GIVEN RECORDS:
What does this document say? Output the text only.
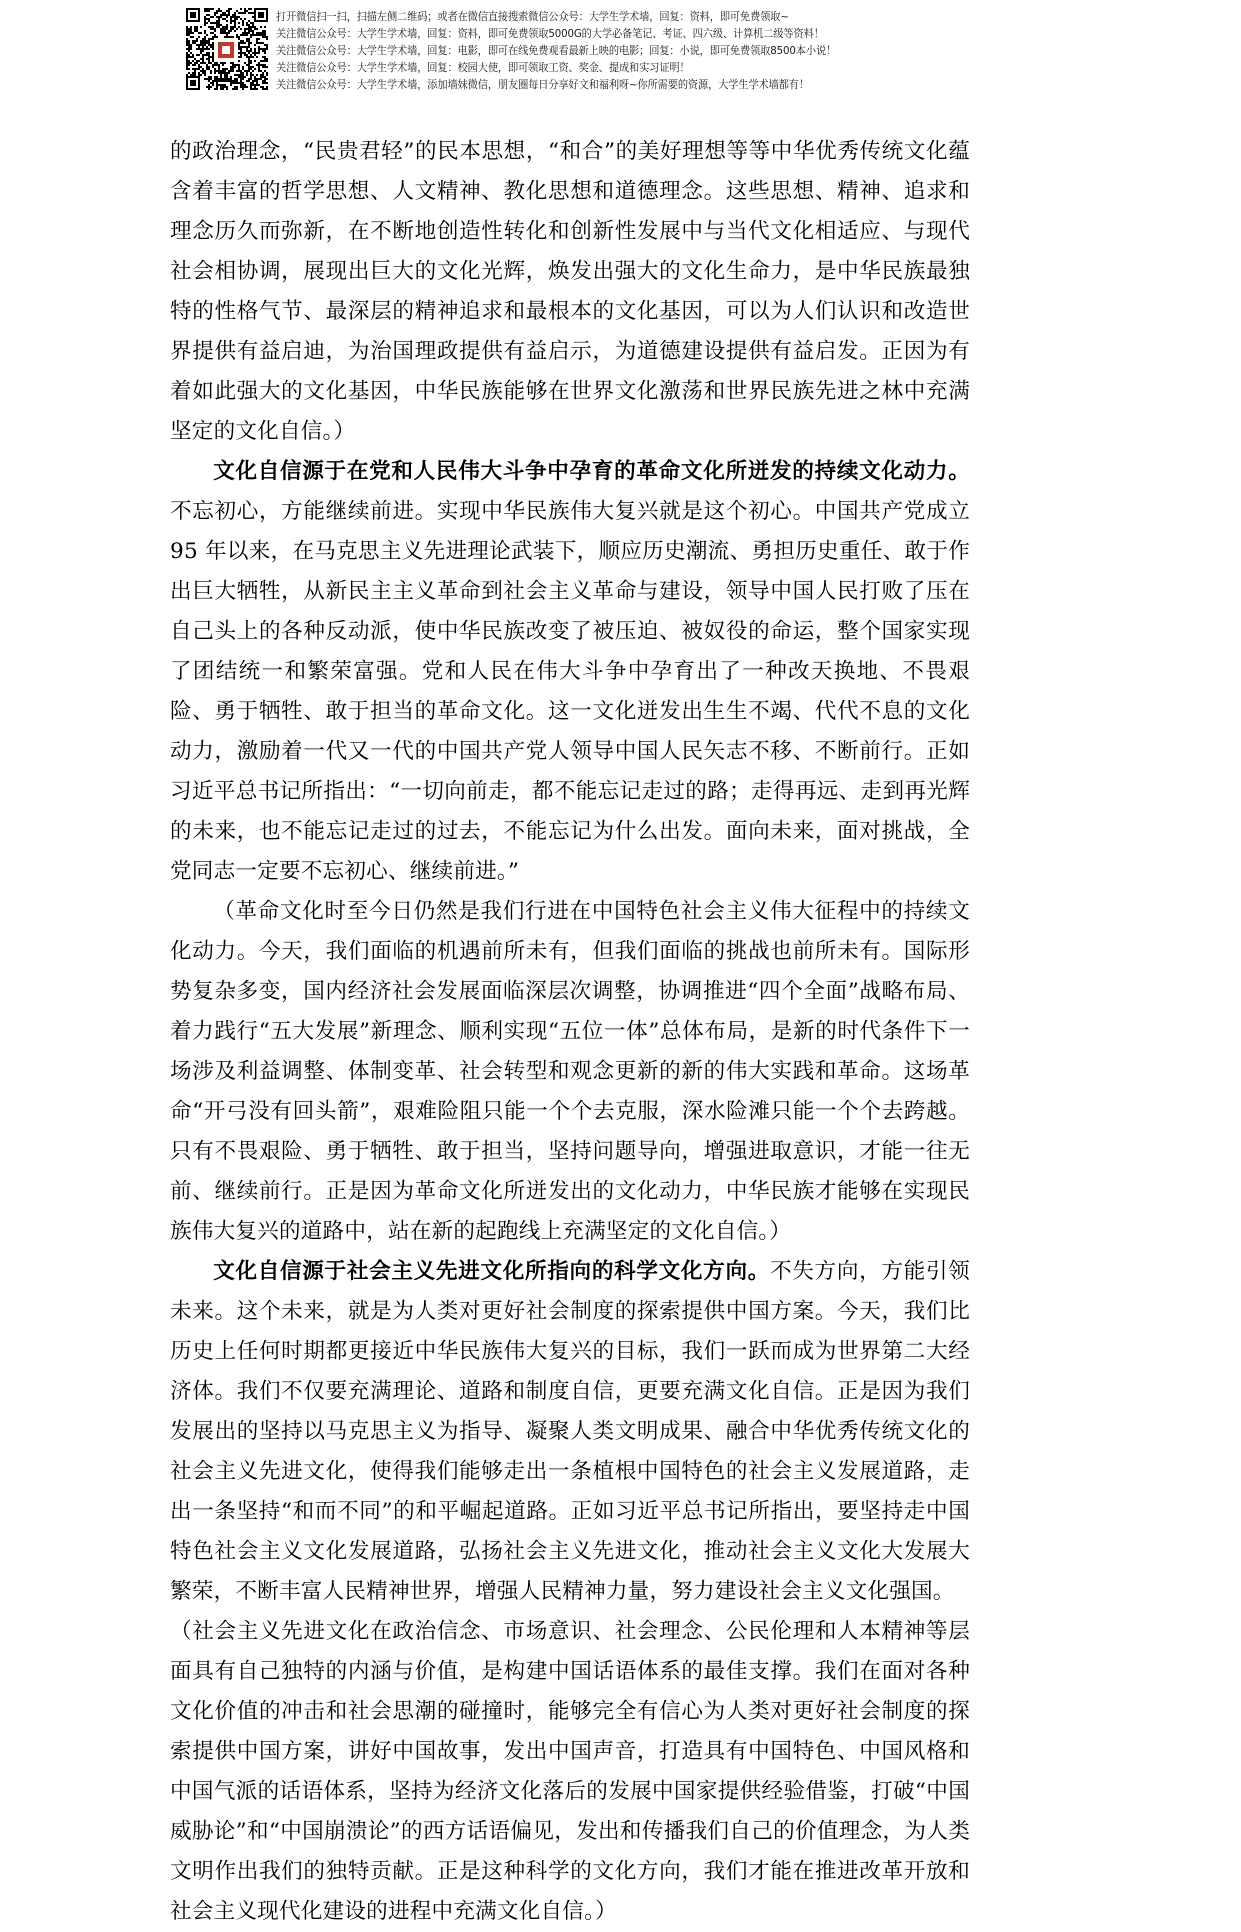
打开微信扫一扫，扫描左侧二维码；或者在微信直接搜索微信公众号：大学生学术墙，回复：资料，即可免费领取~
关注微信公众号：大学生学术墙，回复：资料，即可免费领取5000G的大学必备笔记、考证、四六级、计算机二级等资料！
关注微信公众号：大学生学术墙，回复：电影，即可在线免费观看最新上映的电影；回复：小说，即可免费领取8500本小说！
关注微信公众号：大学生学术墙，回复：校园大使，即可领取工资、奖金、提成和实习证明！
关注微信公众号：大学生学术墙，添加墙妹微信，朋友圈每日分享好文和福利呀~你所需要的资源，大学生学术墙都有！

的政治理念，“民贵君轻”的民本思想，“和合”的美好理想等等中华优秀传统文化蕴含着丰富的哲学思想、人文精神、教化思想和道德理念。这些思想、精神、追求和理念历久而弥新，在不断地创造性转化和创新性发展中与当代文化相适应、与现代社会相协调，展现出巨大的文化光辉，焕发出强大的文化生命力，是中华民族最独特的性格气节、最深层的精神追求和最根本的文化基因，可以为人们认识和改造世界提供有益启迪，为治国理政提供有益启示，为道德建设提供有益启发。正因为有着如此强大的文化基因，中华民族能够在世界文化激荡和世界民族先进之林中充满坚定的文化自信。）

文化自信源于在党和人民伟大斗争中孕育的革命文化所迸发的持续文化动力。不忘初心，方能继续前进。实现中华民族伟大复兴就是这个初心。中国共产党成立 95 年以来，在马克思主义先进理论武装下，顺应历史潮流、勇担历史重任、敢于作出巨大牺牲，从新民主主义革命到社会主义革命与建设，领导中国人民打败了压在自己头上的各种反动派，使中华民族改变了被压迫、被奴役的命运，整个国家实现了团结统一和繁荣富强。党和人民在伟大斗争中孕育出了一种改天换地、不畏艰险、勇于牺牲、敢于担当的革命文化。这一文化迸发出生生不竭、代代不息的文化动力，激励着一代又一代的中国共产党人领导中国人民矢志不移、不断前行。正如习近平总书记所指出：“一切向前走，都不能忘记走过的路；走得再远、走到再光辉的未来，也不能忘记走过的过去，不能忘记为什么出发。面向未来，面对挑战，全党同志一定要不忘初心、继续前进。”

（革命文化时至今日仍然是我们行进在中国特色社会主义伟大征程中的持续文化动力。今天，我们面临的机遇前所未有，但我们面临的挑战也前所未有。国际形势复杂多变，国内经济社会发展面临深层次调整，协调推进“四个全面”战略布局、着力践行“五大发展”新理念、顺利实现“五位一体”总体布局，是新的时代条件下一场涉及利益调整、体制变革、社会转型和观念更新的新的伟大实践和革命。这场革命“开弓没有回头箭”，艰难险阻只能一个个去克服，深水险滩只能一个个去跨越。只有不畏艰险、勇于牺牲、敢于担当，坚持问题导向，增强进取意识，才能一往无前、继续前行。正是因为革命文化所迸发出的文化动力，中华民族才能够在实现民族伟大复兴的道路中，站在新的起跑线上充满坚定的文化自信。）

文化自信源于社会主义先进文化所指向的科学文化方向。不失方向，方能引领未来。这个未来，就是为人类对更好社会制度的探索提供中国方案。今天，我们比历史上任何时期都更接近中华民族伟大复兴的目标，我们一跃而成为世界第二大经济体。我们不仅要充满理论、道路和制度自信，更要充满文化自信。正是因为我们发展出的坚持以马克思主义为指导、凝聚人类文明成果、融合中华优秀传统文化的社会主义先进文化，使得我们能够走出一条植根中国特色的社会主义发展道路，走出一条坚持“和而不同”的和平崛起道路。正如习近平总书记所指出，要坚持走中国特色社会主义文化发展道路，弘扬社会主义先进文化，推动社会主义文化大发展大繁荣，不断丰富人民精神世界，增强人民精神力量，努力建设社会主义文化强国。

（社会主义先进文化在政治信念、市场意识、社会理念、公民伦理和人本精神等层面具有自己独特的内涵与价值，是构建中国话语体系的最佳支撑。我们在面对各种文化价值的冲击和社会思潮的碰撞时，能够完全有信心为人类对更好社会制度的探索提供中国方案，讲好中国故事，发出中国声音，打造具有中国特色、中国风格和中国气派的话语体系，坚持为经济文化落后的发展中国家提供经验借鉴，打破“中国威胁论”和“中国崩溃论”的西方话语偏见，发出和传播我们自己的价值理念，为人类文明作出我们的独特贡献。正是这种科学的文化方向，我们才能在推进改革开放和社会主义现代化建设的进程中充满文化自信。）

THE TASK:
Print out the material word for word, omitting the pictures.

RESPONSE TO THIS EXERCISE:
What does this document say? Output the text only.
打开微信扫一扫，扫描左侧二维码；或者在微信直接搜索微信公众号：大学生学术墙，回复：资料，即可免费领取~
关注微信公众号：大学生学术墙，回复：资料，即可免费领取5000G的大学必备笔记、考证、四六级、计算机二级等资料！
关注微信公众号：大学生学术墙，回复：电影，即可在线免费观看最新上映的电影；回复：小说，即可免费领取8500本小说！
关注微信公众号：大学生学术墙，回复：校园大使，即可领取工资、奖金、提成和实习证明！
关注微信公众号：大学生学术墙，添加墙妹微信，朋友圈每日分享好文和福利呀~你所需要的资源，大学生学术墙都有！

的政治理念，“民贵君轻”的民本思想，“和合”的美好理想等等中华优秀传统文化蕴含着丰富的哲学思想、人文精神、教化思想和道德理念。这些思想、精神、追求和理念历久而弥新，在不断地创造性转化和创新性发展中与当代文化相适应、与现代社会相协调，展现出巨大的文化光辉，焕发出强大的文化生命力，是中华民族最独特的性格气节、最深层的精神追求和最根本的文化基因，可以为人们认识和改造世界提供有益启迪，为治国理政提供有益启示，为道德建设提供有益启发。正因为有着如此强大的文化基因，中华民族能够在世界文化激荡和世界民族先进之林中充满坚定的文化自信。）

文化自信源于在党和人民伟大斗争中孕育的革命文化所迸发的持续文化动力。不忘初心，方能继续前进。实现中华民族伟大复兴就是这个初心。中国共产党成立 95 年以来，在马克思主义先进理论武装下，顺应历史潮流、勇担历史重任、敢于作出巨大牺牲，从新民主主义革命到社会主义革命与建设，领导中国人民打败了压在自己头上的各种反动派，使中华民族改变了被压迫、被奴役的命运，整个国家实现了团结统一和繁荣富强。党和人民在伟大斗争中孕育出了一种改天换地、不畏艰险、勇于牺牲、敢于担当的革命文化。这一文化迸发出生生不竭、代代不息的文化动力，激励着一代又一代的中国共产党人领导中国人民矢志不移、不断前行。正如习近平总书记所指出：“一切向前走，都不能忘记走过的路；走得再远、走到再光辉的未来，也不能忘记走过的过去，不能忘记为什么出发。面向未来，面对挑战，全党同志一定要不忘初心、继续前进。”

（革命文化时至今日仍然是我们行进在中国特色社会主义伟大征程中的持续文化动力。今天，我们面临的机遇前所未有，但我们面临的挑战也前所未有。国际形势复杂多变，国内经济社会发展面临深层次调整，协调推进“四个全面”战略布局、着力践行“五大发展”新理念、顺利实现“五位一体”总体布局，是新的时代条件下一场涉及利益调整、体制变革、社会转型和观念更新的新的伟大实践和革命。这场革命“开弓没有回头箭”，艰难险阻只能一个个去克服，深水险滩只能一个个去跨越。只有不畏艰险、勇于牺牲、敢于担当，坚持问题导向，增强进取意识，才能一往无前、继续前行。正是因为革命文化所迸发出的文化动力，中华民族才能够在实现民族伟大复兴的道路中，站在新的起跑线上充满坚定的文化自信。）

文化自信源于社会主义先进文化所指向的科学文化方向。不失方向，方能引领未来。这个未来，就是为人类对更好社会制度的探索提供中国方案。今天，我们比历史上任何时期都更接近中华民族伟大复兴的目标，我们一跃而成为世界第二大经济体。我们不仅要充满理论、道路和制度自信，更要充满文化自信。正是因为我们发展出的坚持以马克思主义为指导、凝聚人类文明成果、融合中华优秀传统文化的社会主义先进文化，使得我们能够走出一条植根中国特色的社会主义发展道路，走出一条坚持“和而不同”的和平崛起道路。正如习近平总书记所指出，要坚持走中国特色社会主义文化发展道路，弘扬社会主义先进文化，推动社会主义文化大发展大繁荣，不断丰富人民精神世界，增强人民精神力量，努力建设社会主义文化强国。

（社会主义先进文化在政治信念、市场意识、社会理念、公民伦理和人本精神等层面具有自己独特的内涵与价值，是构建中国话语体系的最佳支撑。我们在面对各种文化价值的冲击和社会思潮的碰撞时，能够完全有信心为人类对更好社会制度的探索提供中国方案，讲好中国故事，发出中国声音，打造具有中国特色、中国风格和中国气派的话语体系，坚持为经济文化落后的发展中国家提供经验借鉴，打破“中国威胁论”和“中国崩溃论”的西方话语偏见，发出和传播我们自己的价值理念，为人类文明作出我们的独特贡献。正是这种科学的文化方向，我们才能在推进改革开放和社会主义现代化建设的进程中充满文化自信。）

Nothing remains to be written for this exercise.